EXERCISE INSTRUCTIONS –
Exactly as they appear, output all of the records. Skip any images.
● ● ● ● ● ● ●
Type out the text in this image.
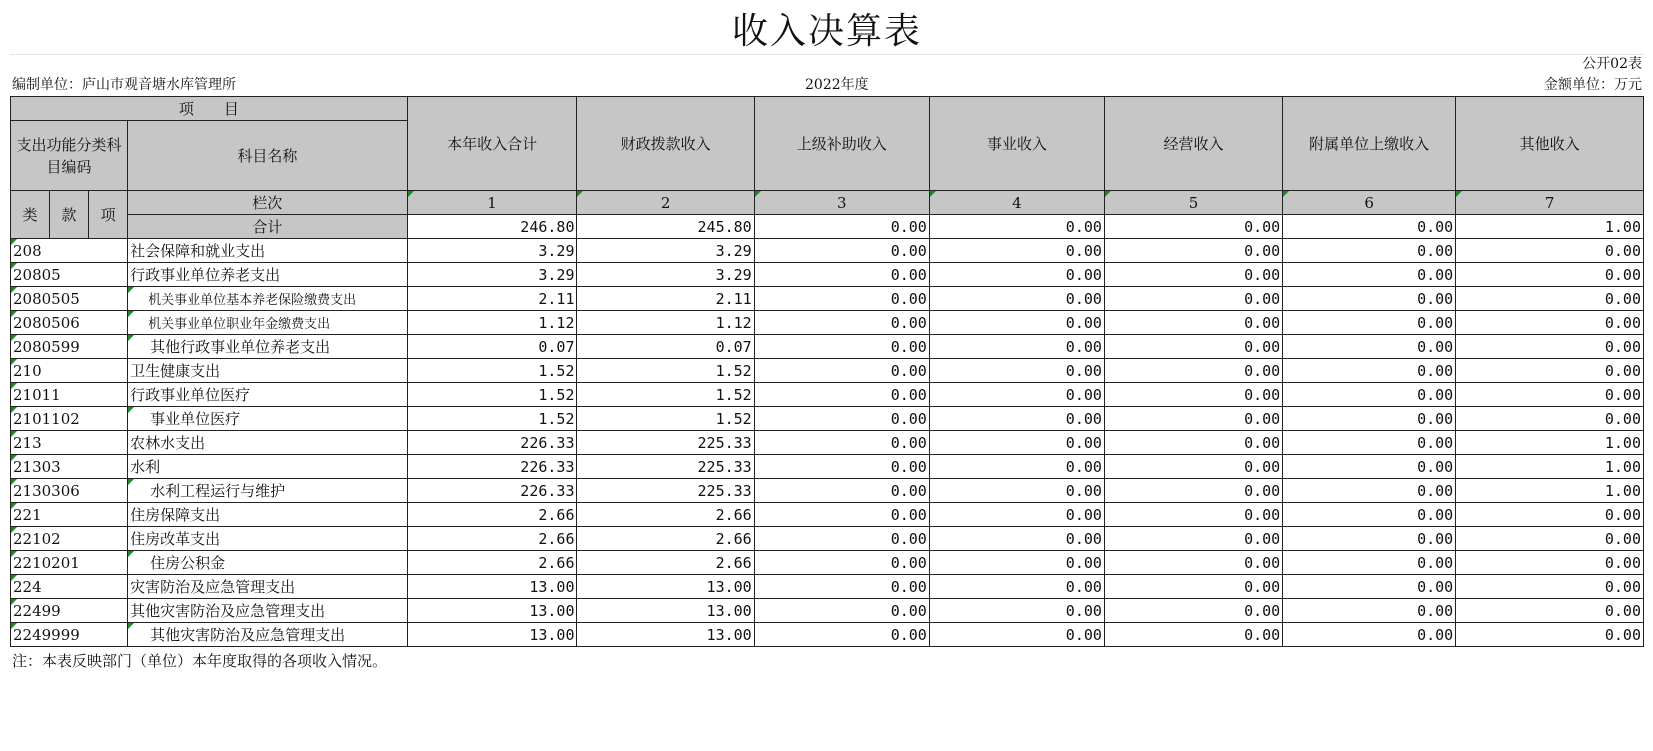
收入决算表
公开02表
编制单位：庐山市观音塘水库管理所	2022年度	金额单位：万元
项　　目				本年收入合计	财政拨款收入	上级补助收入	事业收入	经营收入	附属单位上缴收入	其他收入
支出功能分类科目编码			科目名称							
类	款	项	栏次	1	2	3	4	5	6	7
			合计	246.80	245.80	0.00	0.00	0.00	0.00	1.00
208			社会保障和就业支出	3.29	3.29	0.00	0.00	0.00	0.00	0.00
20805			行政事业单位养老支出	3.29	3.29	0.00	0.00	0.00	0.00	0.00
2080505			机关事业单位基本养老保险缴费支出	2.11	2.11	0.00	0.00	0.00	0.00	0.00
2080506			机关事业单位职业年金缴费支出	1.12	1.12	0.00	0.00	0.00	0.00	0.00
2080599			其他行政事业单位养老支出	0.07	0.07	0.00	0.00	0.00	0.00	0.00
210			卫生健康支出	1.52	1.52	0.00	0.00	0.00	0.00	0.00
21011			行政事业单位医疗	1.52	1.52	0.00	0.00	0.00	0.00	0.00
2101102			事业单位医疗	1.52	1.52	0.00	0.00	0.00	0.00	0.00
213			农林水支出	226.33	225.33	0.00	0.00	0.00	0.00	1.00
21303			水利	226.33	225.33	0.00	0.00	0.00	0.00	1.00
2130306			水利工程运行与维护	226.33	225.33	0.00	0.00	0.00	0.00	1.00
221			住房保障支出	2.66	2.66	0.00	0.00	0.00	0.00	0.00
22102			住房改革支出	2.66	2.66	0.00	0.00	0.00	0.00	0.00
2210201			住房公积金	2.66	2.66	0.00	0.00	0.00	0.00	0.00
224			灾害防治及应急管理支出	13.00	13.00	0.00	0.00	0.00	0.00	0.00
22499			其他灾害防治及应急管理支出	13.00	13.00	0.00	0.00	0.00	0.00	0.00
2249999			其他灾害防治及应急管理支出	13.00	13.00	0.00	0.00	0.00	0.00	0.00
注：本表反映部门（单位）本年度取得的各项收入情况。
● ● ● ● ● ● ●
CORRECT RESULT –
Type out the text in this image.
收入决算表
公开02表
编制单位：庐山市观音塘水库管理所	2022年度	金额单位：万元
项　　目				本年收入合计	财政拨款收入	上级补助收入	事业收入	经营收入	附属单位上缴收入	其他收入
支出功能分类科目编码			科目名称							
类	款	项	栏次	1	2	3	4	5	6	7
			合计	246.80	245.80	0.00	0.00	0.00	0.00	1.00
208			社会保障和就业支出	3.29	3.29	0.00	0.00	0.00	0.00	0.00
20805			行政事业单位养老支出	3.29	3.29	0.00	0.00	0.00	0.00	0.00
2080505			机关事业单位基本养老保险缴费支出	2.11	2.11	0.00	0.00	0.00	0.00	0.00
2080506			机关事业单位职业年金缴费支出	1.12	1.12	0.00	0.00	0.00	0.00	0.00
2080599			其他行政事业单位养老支出	0.07	0.07	0.00	0.00	0.00	0.00	0.00
210			卫生健康支出	1.52	1.52	0.00	0.00	0.00	0.00	0.00
21011			行政事业单位医疗	1.52	1.52	0.00	0.00	0.00	0.00	0.00
2101102			事业单位医疗	1.52	1.52	0.00	0.00	0.00	0.00	0.00
213			农林水支出	226.33	225.33	0.00	0.00	0.00	0.00	1.00
21303			水利	226.33	225.33	0.00	0.00	0.00	0.00	1.00
2130306			水利工程运行与维护	226.33	225.33	0.00	0.00	0.00	0.00	1.00
221			住房保障支出	2.66	2.66	0.00	0.00	0.00	0.00	0.00
22102			住房改革支出	2.66	2.66	0.00	0.00	0.00	0.00	0.00
2210201			住房公积金	2.66	2.66	0.00	0.00	0.00	0.00	0.00
224			灾害防治及应急管理支出	13.00	13.00	0.00	0.00	0.00	0.00	0.00
22499			其他灾害防治及应急管理支出	13.00	13.00	0.00	0.00	0.00	0.00	0.00
2249999			其他灾害防治及应急管理支出	13.00	13.00	0.00	0.00	0.00	0.00	0.00
注：本表反映部门（单位）本年度取得的各项收入情况。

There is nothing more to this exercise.